*DIRECTIVE*
Select all lines holding the word "María" from the entries that follow.

*RECORDS FOR THE TASK*

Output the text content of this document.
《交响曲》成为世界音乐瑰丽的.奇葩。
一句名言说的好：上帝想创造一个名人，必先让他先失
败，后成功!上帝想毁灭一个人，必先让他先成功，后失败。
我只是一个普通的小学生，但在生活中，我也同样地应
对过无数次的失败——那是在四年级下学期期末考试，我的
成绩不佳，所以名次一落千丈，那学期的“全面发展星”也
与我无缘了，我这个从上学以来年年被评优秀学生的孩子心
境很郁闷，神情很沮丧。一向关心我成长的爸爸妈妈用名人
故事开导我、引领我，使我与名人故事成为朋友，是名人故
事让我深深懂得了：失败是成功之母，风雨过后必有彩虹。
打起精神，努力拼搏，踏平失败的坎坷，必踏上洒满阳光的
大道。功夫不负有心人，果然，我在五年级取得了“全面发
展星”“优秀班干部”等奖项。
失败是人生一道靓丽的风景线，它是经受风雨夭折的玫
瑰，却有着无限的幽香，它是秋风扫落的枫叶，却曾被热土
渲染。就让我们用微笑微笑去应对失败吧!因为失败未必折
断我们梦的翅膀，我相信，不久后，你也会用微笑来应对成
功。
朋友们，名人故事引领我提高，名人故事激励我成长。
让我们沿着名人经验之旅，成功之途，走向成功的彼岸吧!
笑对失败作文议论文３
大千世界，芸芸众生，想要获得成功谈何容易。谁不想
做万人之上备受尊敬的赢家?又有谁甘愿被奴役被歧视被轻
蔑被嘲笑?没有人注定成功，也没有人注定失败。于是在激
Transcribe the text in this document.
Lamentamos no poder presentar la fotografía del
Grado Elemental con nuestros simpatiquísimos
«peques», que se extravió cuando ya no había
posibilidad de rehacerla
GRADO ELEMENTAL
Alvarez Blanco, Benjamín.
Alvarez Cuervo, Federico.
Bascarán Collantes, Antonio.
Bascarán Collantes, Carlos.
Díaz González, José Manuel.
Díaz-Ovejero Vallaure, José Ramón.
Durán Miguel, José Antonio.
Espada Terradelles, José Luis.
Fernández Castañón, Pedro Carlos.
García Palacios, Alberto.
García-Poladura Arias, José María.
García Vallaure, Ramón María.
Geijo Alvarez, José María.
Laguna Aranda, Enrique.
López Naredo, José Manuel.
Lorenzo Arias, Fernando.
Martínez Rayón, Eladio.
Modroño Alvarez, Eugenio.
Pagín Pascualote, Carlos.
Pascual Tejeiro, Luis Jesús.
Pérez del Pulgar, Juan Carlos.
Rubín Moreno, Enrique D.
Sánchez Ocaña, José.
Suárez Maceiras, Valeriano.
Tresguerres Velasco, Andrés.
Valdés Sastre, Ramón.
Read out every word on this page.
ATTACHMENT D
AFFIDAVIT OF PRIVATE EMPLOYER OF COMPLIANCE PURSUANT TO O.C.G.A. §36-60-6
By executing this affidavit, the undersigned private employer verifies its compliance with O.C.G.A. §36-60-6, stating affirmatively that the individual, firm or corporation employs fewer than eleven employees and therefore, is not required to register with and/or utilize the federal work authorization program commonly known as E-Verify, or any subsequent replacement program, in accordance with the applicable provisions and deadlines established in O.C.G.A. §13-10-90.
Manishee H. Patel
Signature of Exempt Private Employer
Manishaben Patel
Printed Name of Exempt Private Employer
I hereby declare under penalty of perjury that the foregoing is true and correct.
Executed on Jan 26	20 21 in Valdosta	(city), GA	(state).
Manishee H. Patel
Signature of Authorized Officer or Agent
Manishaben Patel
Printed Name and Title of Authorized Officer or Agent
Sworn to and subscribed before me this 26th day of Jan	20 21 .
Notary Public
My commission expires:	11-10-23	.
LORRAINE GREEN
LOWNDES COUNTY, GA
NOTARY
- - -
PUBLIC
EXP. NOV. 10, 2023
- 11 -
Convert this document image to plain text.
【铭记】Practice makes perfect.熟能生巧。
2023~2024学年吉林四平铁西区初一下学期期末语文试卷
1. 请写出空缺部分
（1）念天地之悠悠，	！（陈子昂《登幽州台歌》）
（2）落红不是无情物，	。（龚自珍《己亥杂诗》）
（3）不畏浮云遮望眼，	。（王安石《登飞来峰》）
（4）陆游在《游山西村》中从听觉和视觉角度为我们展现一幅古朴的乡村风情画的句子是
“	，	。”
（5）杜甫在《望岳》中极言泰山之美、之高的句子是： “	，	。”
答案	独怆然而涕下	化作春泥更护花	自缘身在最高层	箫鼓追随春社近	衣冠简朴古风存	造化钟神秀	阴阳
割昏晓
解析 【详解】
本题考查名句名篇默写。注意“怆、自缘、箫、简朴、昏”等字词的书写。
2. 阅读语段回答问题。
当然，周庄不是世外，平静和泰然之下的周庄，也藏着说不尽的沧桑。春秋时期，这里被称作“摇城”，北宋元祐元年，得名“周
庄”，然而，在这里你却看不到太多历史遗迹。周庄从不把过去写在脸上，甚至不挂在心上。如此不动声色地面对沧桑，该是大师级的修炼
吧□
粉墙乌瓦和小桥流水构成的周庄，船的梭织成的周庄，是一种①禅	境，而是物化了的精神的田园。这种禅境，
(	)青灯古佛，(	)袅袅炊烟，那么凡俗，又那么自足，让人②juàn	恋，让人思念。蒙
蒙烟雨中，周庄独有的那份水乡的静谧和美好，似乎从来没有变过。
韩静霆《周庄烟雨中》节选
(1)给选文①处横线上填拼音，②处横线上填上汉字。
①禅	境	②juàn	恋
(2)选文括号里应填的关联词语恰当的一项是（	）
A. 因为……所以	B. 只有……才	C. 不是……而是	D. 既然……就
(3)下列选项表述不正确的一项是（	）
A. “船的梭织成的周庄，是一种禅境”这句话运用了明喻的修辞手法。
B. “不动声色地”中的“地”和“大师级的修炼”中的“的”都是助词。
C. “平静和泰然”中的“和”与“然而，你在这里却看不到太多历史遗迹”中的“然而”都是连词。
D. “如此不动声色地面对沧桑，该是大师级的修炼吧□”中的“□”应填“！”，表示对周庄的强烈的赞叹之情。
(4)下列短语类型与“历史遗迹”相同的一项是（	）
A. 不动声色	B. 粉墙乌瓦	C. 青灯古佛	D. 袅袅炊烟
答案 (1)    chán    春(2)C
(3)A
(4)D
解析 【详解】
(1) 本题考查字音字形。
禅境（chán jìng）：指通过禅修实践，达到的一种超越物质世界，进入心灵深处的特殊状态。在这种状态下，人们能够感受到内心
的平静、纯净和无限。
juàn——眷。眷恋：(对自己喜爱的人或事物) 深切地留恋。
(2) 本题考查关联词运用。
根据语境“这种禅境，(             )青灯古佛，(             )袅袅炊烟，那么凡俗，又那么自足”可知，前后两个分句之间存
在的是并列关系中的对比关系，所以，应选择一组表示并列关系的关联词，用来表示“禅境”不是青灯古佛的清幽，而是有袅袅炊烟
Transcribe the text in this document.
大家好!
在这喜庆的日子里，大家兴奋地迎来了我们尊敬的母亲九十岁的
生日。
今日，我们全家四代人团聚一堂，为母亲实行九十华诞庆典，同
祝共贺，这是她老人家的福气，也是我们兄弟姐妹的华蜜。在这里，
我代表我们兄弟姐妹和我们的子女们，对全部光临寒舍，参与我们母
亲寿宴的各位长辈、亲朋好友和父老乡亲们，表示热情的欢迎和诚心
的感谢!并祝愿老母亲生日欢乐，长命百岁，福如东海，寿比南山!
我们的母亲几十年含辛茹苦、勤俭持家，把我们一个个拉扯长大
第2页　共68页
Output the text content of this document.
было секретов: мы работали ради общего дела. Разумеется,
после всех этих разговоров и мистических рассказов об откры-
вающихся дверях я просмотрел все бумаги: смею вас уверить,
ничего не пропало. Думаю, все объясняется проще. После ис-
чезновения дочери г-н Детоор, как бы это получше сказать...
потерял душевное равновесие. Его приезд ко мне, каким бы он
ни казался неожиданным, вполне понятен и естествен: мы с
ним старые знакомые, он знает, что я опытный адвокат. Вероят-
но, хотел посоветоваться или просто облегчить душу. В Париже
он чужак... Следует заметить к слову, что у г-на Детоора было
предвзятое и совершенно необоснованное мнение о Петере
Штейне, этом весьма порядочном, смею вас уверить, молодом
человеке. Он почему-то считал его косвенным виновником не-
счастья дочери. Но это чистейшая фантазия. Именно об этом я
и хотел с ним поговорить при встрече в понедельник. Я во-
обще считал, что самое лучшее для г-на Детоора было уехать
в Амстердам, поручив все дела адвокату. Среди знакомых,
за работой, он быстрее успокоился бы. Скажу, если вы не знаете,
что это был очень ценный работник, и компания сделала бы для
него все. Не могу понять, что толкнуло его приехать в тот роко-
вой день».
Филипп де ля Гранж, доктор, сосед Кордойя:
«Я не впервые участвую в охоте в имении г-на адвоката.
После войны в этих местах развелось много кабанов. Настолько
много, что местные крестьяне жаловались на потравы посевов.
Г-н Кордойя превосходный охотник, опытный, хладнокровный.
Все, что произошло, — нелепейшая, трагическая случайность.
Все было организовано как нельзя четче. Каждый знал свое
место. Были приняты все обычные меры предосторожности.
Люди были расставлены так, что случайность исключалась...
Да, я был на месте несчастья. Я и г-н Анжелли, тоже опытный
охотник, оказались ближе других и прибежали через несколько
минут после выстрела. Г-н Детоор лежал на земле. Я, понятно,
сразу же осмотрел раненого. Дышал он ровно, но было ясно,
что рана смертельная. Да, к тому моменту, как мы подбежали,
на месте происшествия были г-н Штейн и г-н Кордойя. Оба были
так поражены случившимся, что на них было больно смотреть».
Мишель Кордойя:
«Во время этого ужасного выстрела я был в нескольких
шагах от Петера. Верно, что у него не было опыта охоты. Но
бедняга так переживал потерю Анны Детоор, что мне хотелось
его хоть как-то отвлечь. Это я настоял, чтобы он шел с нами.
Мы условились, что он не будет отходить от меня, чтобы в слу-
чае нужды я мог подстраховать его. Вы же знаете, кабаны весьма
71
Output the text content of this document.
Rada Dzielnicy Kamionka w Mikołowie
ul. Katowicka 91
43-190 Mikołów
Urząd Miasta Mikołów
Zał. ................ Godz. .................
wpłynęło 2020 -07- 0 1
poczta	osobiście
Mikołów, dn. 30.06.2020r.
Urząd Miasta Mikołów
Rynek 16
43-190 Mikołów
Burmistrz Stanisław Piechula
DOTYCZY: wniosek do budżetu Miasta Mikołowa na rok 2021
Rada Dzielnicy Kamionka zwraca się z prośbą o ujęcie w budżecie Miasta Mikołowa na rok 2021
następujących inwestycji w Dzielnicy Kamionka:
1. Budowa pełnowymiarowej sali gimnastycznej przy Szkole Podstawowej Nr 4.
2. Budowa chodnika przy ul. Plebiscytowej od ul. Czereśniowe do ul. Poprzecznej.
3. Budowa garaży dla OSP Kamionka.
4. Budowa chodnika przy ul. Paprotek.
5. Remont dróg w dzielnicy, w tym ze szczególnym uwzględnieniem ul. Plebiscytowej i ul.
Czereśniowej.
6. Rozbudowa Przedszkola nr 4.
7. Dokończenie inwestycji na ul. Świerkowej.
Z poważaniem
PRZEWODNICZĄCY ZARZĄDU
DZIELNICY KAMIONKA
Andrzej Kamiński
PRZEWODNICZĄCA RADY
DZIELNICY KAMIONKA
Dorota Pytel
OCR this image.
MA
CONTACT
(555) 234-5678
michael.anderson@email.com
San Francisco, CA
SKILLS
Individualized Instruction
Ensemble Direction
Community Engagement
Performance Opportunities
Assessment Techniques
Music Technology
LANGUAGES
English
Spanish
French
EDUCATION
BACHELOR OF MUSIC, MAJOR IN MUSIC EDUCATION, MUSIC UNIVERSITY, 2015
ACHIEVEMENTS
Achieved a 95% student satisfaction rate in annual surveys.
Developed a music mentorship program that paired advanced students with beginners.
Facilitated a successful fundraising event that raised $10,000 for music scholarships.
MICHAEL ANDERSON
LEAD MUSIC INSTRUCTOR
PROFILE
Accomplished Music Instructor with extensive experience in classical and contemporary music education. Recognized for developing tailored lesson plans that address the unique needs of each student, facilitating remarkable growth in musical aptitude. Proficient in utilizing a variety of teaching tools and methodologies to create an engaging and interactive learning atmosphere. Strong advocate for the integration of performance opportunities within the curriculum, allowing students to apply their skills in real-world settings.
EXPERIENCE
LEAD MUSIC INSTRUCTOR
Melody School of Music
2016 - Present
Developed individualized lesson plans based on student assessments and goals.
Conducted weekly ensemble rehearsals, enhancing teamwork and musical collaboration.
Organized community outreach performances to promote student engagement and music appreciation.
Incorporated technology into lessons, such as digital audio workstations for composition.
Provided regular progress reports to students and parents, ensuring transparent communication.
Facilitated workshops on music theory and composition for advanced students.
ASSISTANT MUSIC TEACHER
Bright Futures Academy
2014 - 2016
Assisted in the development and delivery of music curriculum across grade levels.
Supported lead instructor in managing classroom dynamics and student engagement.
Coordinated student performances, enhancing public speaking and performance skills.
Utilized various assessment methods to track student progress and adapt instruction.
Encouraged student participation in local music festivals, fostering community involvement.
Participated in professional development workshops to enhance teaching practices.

*RESPONSE FOR THIS EXERCISE*
García-Poladura Arias, José María.
García Vallaure, Ramón María.
Geijo Alvarez, José María.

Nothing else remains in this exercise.